** Task requirements **
Copy out the listing in full, exactly as written, but not its pictures.

** Extracted records **
* * * * *
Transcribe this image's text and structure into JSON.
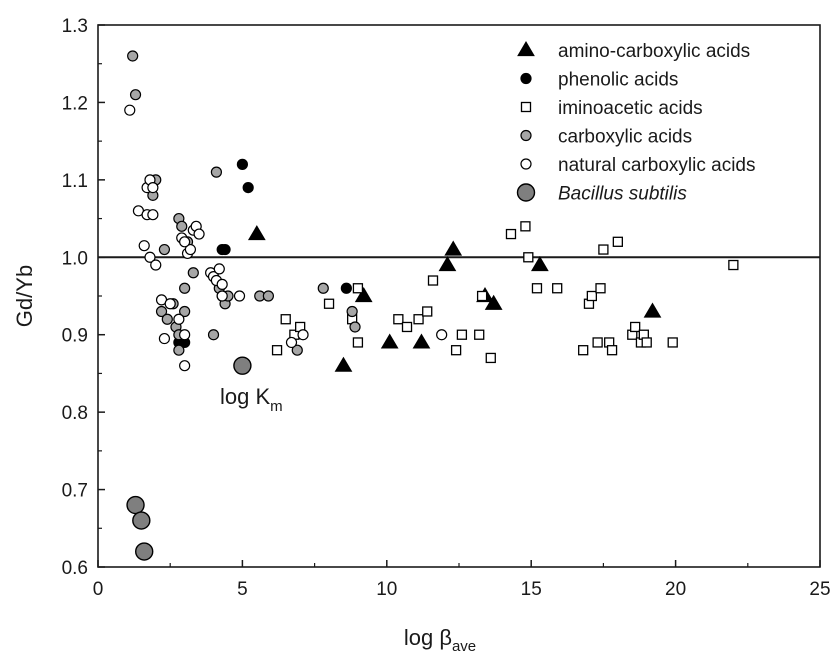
{
  "chart_data": {
    "type": "scatter",
    "title": "",
    "xlabel": {
      "main": "log β",
      "sub": "ave"
    },
    "ylabel": "Gd/Yb",
    "xlim": [
      0,
      25
    ],
    "ylim": [
      0.6,
      1.3
    ],
    "xticks": [
      "0",
      "5",
      "10",
      "15",
      "20",
      "25"
    ],
    "yticks": [
      "0.6",
      "0.7",
      "0.8",
      "0.9",
      "1.0",
      "1.1",
      "1.2",
      "1.3"
    ],
    "reference_line_y": 1.0,
    "grid": false,
    "legend_position": "top-right",
    "annotation": {
      "main": "log K",
      "sub": "m"
    },
    "series": [
      {
        "name": "amino-carboxylic acids",
        "marker": "triangle",
        "fill": "#000000",
        "stroke": "#000000",
        "points": [
          [
            5.5,
            1.03
          ],
          [
            8.5,
            0.86
          ],
          [
            9.2,
            0.95
          ],
          [
            10.1,
            0.89
          ],
          [
            11.2,
            0.89
          ],
          [
            12.1,
            0.99
          ],
          [
            12.3,
            1.01
          ],
          [
            13.4,
            0.95
          ],
          [
            13.7,
            0.94
          ],
          [
            15.3,
            0.99
          ],
          [
            19.2,
            0.93
          ]
        ]
      },
      {
        "name": "phenolic acids",
        "marker": "circle",
        "fill": "#000000",
        "stroke": "#000000",
        "points": [
          [
            4.3,
            1.01
          ],
          [
            4.4,
            1.01
          ],
          [
            5.0,
            1.12
          ],
          [
            5.2,
            1.09
          ],
          [
            8.6,
            0.96
          ],
          [
            2.8,
            0.89
          ],
          [
            3.0,
            0.89
          ]
        ]
      },
      {
        "name": "iminoacetic acids",
        "marker": "square",
        "fill": "#ffffff",
        "stroke": "#000000",
        "points": [
          [
            6.2,
            0.88
          ],
          [
            6.5,
            0.92
          ],
          [
            6.8,
            0.9
          ],
          [
            7.0,
            0.91
          ],
          [
            8.0,
            0.94
          ],
          [
            8.8,
            0.92
          ],
          [
            9.0,
            0.96
          ],
          [
            9.0,
            0.89
          ],
          [
            10.4,
            0.92
          ],
          [
            10.7,
            0.91
          ],
          [
            11.1,
            0.92
          ],
          [
            11.4,
            0.93
          ],
          [
            11.6,
            0.97
          ],
          [
            12.4,
            0.88
          ],
          [
            12.6,
            0.9
          ],
          [
            13.2,
            0.9
          ],
          [
            13.3,
            0.95
          ],
          [
            13.6,
            0.87
          ],
          [
            14.3,
            1.03
          ],
          [
            14.8,
            1.04
          ],
          [
            14.9,
            1.0
          ],
          [
            15.2,
            0.96
          ],
          [
            15.9,
            0.96
          ],
          [
            16.8,
            0.88
          ],
          [
            17.0,
            0.94
          ],
          [
            17.1,
            0.95
          ],
          [
            17.3,
            0.89
          ],
          [
            17.4,
            0.96
          ],
          [
            17.5,
            1.01
          ],
          [
            17.7,
            0.89
          ],
          [
            17.8,
            0.88
          ],
          [
            18.0,
            1.02
          ],
          [
            18.5,
            0.9
          ],
          [
            18.6,
            0.91
          ],
          [
            18.8,
            0.89
          ],
          [
            18.9,
            0.9
          ],
          [
            19.0,
            0.89
          ],
          [
            19.9,
            0.89
          ],
          [
            22.0,
            0.99
          ]
        ]
      },
      {
        "name": "carboxylic acids",
        "marker": "circle",
        "fill": "#a6a6a6",
        "stroke": "#000000",
        "points": [
          [
            1.2,
            1.26
          ],
          [
            1.3,
            1.21
          ],
          [
            2.0,
            1.1
          ],
          [
            1.9,
            1.08
          ],
          [
            2.3,
            1.01
          ],
          [
            2.8,
            1.05
          ],
          [
            2.9,
            1.04
          ],
          [
            3.1,
            1.02
          ],
          [
            2.2,
            0.93
          ],
          [
            2.4,
            0.92
          ],
          [
            2.6,
            0.94
          ],
          [
            2.7,
            0.91
          ],
          [
            2.8,
            0.9
          ],
          [
            2.8,
            0.88
          ],
          [
            3.0,
            0.96
          ],
          [
            3.0,
            0.93
          ],
          [
            3.3,
            0.98
          ],
          [
            4.1,
            1.11
          ],
          [
            4.2,
            0.96
          ],
          [
            4.3,
            0.95
          ],
          [
            4.4,
            0.94
          ],
          [
            4.5,
            0.95
          ],
          [
            4.0,
            0.9
          ],
          [
            5.6,
            0.95
          ],
          [
            5.9,
            0.95
          ],
          [
            7.8,
            0.96
          ],
          [
            8.8,
            0.93
          ],
          [
            8.9,
            0.91
          ],
          [
            6.9,
            0.88
          ]
        ]
      },
      {
        "name": "natural carboxylic acids",
        "marker": "circle",
        "fill": "#ffffff",
        "stroke": "#000000",
        "points": [
          [
            1.1,
            1.19
          ],
          [
            1.4,
            1.06
          ],
          [
            1.7,
            1.09
          ],
          [
            1.8,
            1.1
          ],
          [
            1.9,
            1.09
          ],
          [
            1.7,
            1.055
          ],
          [
            1.9,
            1.055
          ],
          [
            1.6,
            1.015
          ],
          [
            1.8,
            1.0
          ],
          [
            2.0,
            0.99
          ],
          [
            2.2,
            0.945
          ],
          [
            2.5,
            0.94
          ],
          [
            2.3,
            0.895
          ],
          [
            2.9,
            1.025
          ],
          [
            3.1,
            1.005
          ],
          [
            3.3,
            1.035
          ],
          [
            3.4,
            1.04
          ],
          [
            3.5,
            1.03
          ],
          [
            2.8,
            0.92
          ],
          [
            3.0,
            0.9
          ],
          [
            3.0,
            0.86
          ],
          [
            3.2,
            1.01
          ],
          [
            3.0,
            1.02
          ],
          [
            3.9,
            0.98
          ],
          [
            4.0,
            0.975
          ],
          [
            4.1,
            0.97
          ],
          [
            4.2,
            0.985
          ],
          [
            4.3,
            0.965
          ],
          [
            4.3,
            0.95
          ],
          [
            4.9,
            0.95
          ],
          [
            7.1,
            0.9
          ],
          [
            6.7,
            0.89
          ],
          [
            11.9,
            0.9
          ]
        ]
      },
      {
        "name": "Bacillus subtilis",
        "marker": "circle-large",
        "fill": "#7f7f7f",
        "stroke": "#000000",
        "points": [
          [
            1.3,
            0.68
          ],
          [
            1.5,
            0.66
          ],
          [
            1.6,
            0.62
          ],
          [
            5.0,
            0.86
          ]
        ]
      }
    ]
  }
}
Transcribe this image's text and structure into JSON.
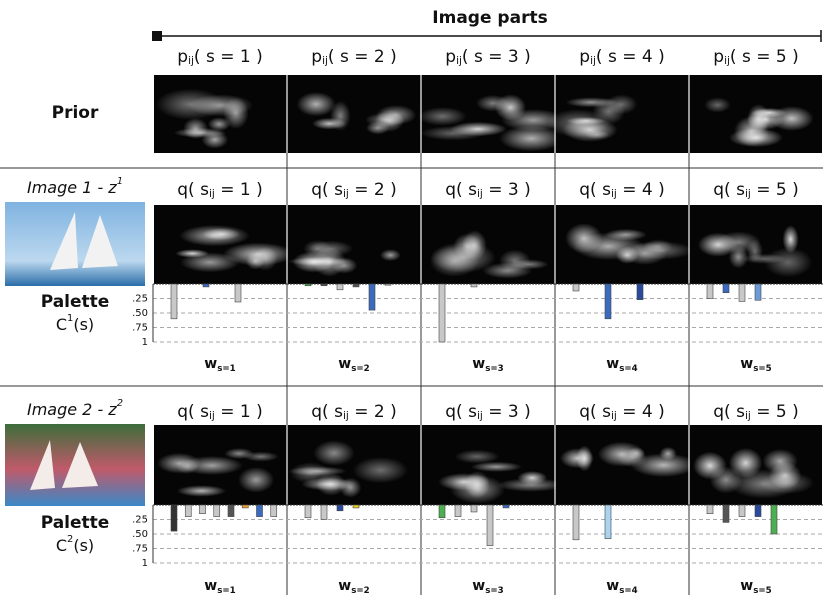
* * * * *
** Solution below **
Transcribe this image's text and structure into JSON.
{
  "chart_data": {
    "type": "scatter",
    "title": "",
    "xlabel": {
      "main": "log β",
      "sub": "ave"
    },
    "ylabel": "Gd/Yb",
    "xlim": [
      0,
      25
    ],
    "ylim": [
      0.6,
      1.3
    ],
    "xticks": [
      "0",
      "5",
      "10",
      "15",
      "20",
      "25"
    ],
    "yticks": [
      "0.6",
      "0.7",
      "0.8",
      "0.9",
      "1.0",
      "1.1",
      "1.2",
      "1.3"
    ],
    "reference_line_y": 1.0,
    "grid": false,
    "legend_position": "top-right",
    "annotation": {
      "main": "log K",
      "sub": "m"
    },
    "series": [
      {
        "name": "amino-carboxylic acids",
        "marker": "triangle",
        "fill": "#000000",
        "stroke": "#000000",
        "points": [
          [
            5.5,
            1.03
          ],
          [
            8.5,
            0.86
          ],
          [
            9.2,
            0.95
          ],
          [
            10.1,
            0.89
          ],
          [
            11.2,
            0.89
          ],
          [
            12.1,
            0.99
          ],
          [
            12.3,
            1.01
          ],
          [
            13.4,
            0.95
          ],
          [
            13.7,
            0.94
          ],
          [
            15.3,
            0.99
          ],
          [
            19.2,
            0.93
          ]
        ]
      },
      {
        "name": "phenolic acids",
        "marker": "circle",
        "fill": "#000000",
        "stroke": "#000000",
        "points": [
          [
            4.3,
            1.01
          ],
          [
            4.4,
            1.01
          ],
          [
            5.0,
            1.12
          ],
          [
            5.2,
            1.09
          ],
          [
            8.6,
            0.96
          ],
          [
            2.8,
            0.89
          ],
          [
            3.0,
            0.89
          ]
        ]
      },
      {
        "name": "iminoacetic acids",
        "marker": "square",
        "fill": "#ffffff",
        "stroke": "#000000",
        "points": [
          [
            6.2,
            0.88
          ],
          [
            6.5,
            0.92
          ],
          [
            6.8,
            0.9
          ],
          [
            7.0,
            0.91
          ],
          [
            8.0,
            0.94
          ],
          [
            8.8,
            0.92
          ],
          [
            9.0,
            0.96
          ],
          [
            9.0,
            0.89
          ],
          [
            10.4,
            0.92
          ],
          [
            10.7,
            0.91
          ],
          [
            11.1,
            0.92
          ],
          [
            11.4,
            0.93
          ],
          [
            11.6,
            0.97
          ],
          [
            12.4,
            0.88
          ],
          [
            12.6,
            0.9
          ],
          [
            13.2,
            0.9
          ],
          [
            13.3,
            0.95
          ],
          [
            13.6,
            0.87
          ],
          [
            14.3,
            1.03
          ],
          [
            14.8,
            1.04
          ],
          [
            14.9,
            1.0
          ],
          [
            15.2,
            0.96
          ],
          [
            15.9,
            0.96
          ],
          [
            16.8,
            0.88
          ],
          [
            17.0,
            0.94
          ],
          [
            17.1,
            0.95
          ],
          [
            17.3,
            0.89
          ],
          [
            17.4,
            0.96
          ],
          [
            17.5,
            1.01
          ],
          [
            17.7,
            0.89
          ],
          [
            17.8,
            0.88
          ],
          [
            18.0,
            1.02
          ],
          [
            18.5,
            0.9
          ],
          [
            18.6,
            0.91
          ],
          [
            18.8,
            0.89
          ],
          [
            18.9,
            0.9
          ],
          [
            19.0,
            0.89
          ],
          [
            19.9,
            0.89
          ],
          [
            22.0,
            0.99
          ]
        ]
      },
      {
        "name": "carboxylic acids",
        "marker": "circle",
        "fill": "#a6a6a6",
        "stroke": "#000000",
        "points": [
          [
            1.2,
            1.26
          ],
          [
            1.3,
            1.21
          ],
          [
            2.0,
            1.1
          ],
          [
            1.9,
            1.08
          ],
          [
            2.3,
            1.01
          ],
          [
            2.8,
            1.05
          ],
          [
            2.9,
            1.04
          ],
          [
            3.1,
            1.02
          ],
          [
            2.2,
            0.93
          ],
          [
            2.4,
            0.92
          ],
          [
            2.6,
            0.94
          ],
          [
            2.7,
            0.91
          ],
          [
            2.8,
            0.9
          ],
          [
            2.8,
            0.88
          ],
          [
            3.0,
            0.96
          ],
          [
            3.0,
            0.93
          ],
          [
            3.3,
            0.98
          ],
          [
            4.1,
            1.11
          ],
          [
            4.2,
            0.96
          ],
          [
            4.3,
            0.95
          ],
          [
            4.4,
            0.94
          ],
          [
            4.5,
            0.95
          ],
          [
            4.0,
            0.9
          ],
          [
            5.6,
            0.95
          ],
          [
            5.9,
            0.95
          ],
          [
            7.8,
            0.96
          ],
          [
            8.8,
            0.93
          ],
          [
            8.9,
            0.91
          ],
          [
            6.9,
            0.88
          ]
        ]
      },
      {
        "name": "natural carboxylic acids",
        "marker": "circle",
        "fill": "#ffffff",
        "stroke": "#000000",
        "points": [
          [
            1.1,
            1.19
          ],
          [
            1.4,
            1.06
          ],
          [
            1.7,
            1.09
          ],
          [
            1.8,
            1.1
          ],
          [
            1.9,
            1.09
          ],
          [
            1.7,
            1.055
          ],
          [
            1.9,
            1.055
          ],
          [
            1.6,
            1.015
          ],
          [
            1.8,
            1.0
          ],
          [
            2.0,
            0.99
          ],
          [
            2.2,
            0.945
          ],
          [
            2.5,
            0.94
          ],
          [
            2.3,
            0.895
          ],
          [
            2.9,
            1.025
          ],
          [
            3.1,
            1.005
          ],
          [
            3.3,
            1.035
          ],
          [
            3.4,
            1.04
          ],
          [
            3.5,
            1.03
          ],
          [
            2.8,
            0.92
          ],
          [
            3.0,
            0.9
          ],
          [
            3.0,
            0.86
          ],
          [
            3.2,
            1.01
          ],
          [
            3.0,
            1.02
          ],
          [
            3.9,
            0.98
          ],
          [
            4.0,
            0.975
          ],
          [
            4.1,
            0.97
          ],
          [
            4.2,
            0.985
          ],
          [
            4.3,
            0.965
          ],
          [
            4.3,
            0.95
          ],
          [
            4.9,
            0.95
          ],
          [
            7.1,
            0.9
          ],
          [
            6.7,
            0.89
          ],
          [
            11.9,
            0.9
          ]
        ]
      },
      {
        "name": "Bacillus subtilis",
        "marker": "circle-large",
        "fill": "#7f7f7f",
        "stroke": "#000000",
        "points": [
          [
            1.3,
            0.68
          ],
          [
            1.5,
            0.66
          ],
          [
            1.6,
            0.62
          ],
          [
            5.0,
            0.86
          ]
        ]
      }
    ]
  }
}
Transcribe this image's text and structure into JSON.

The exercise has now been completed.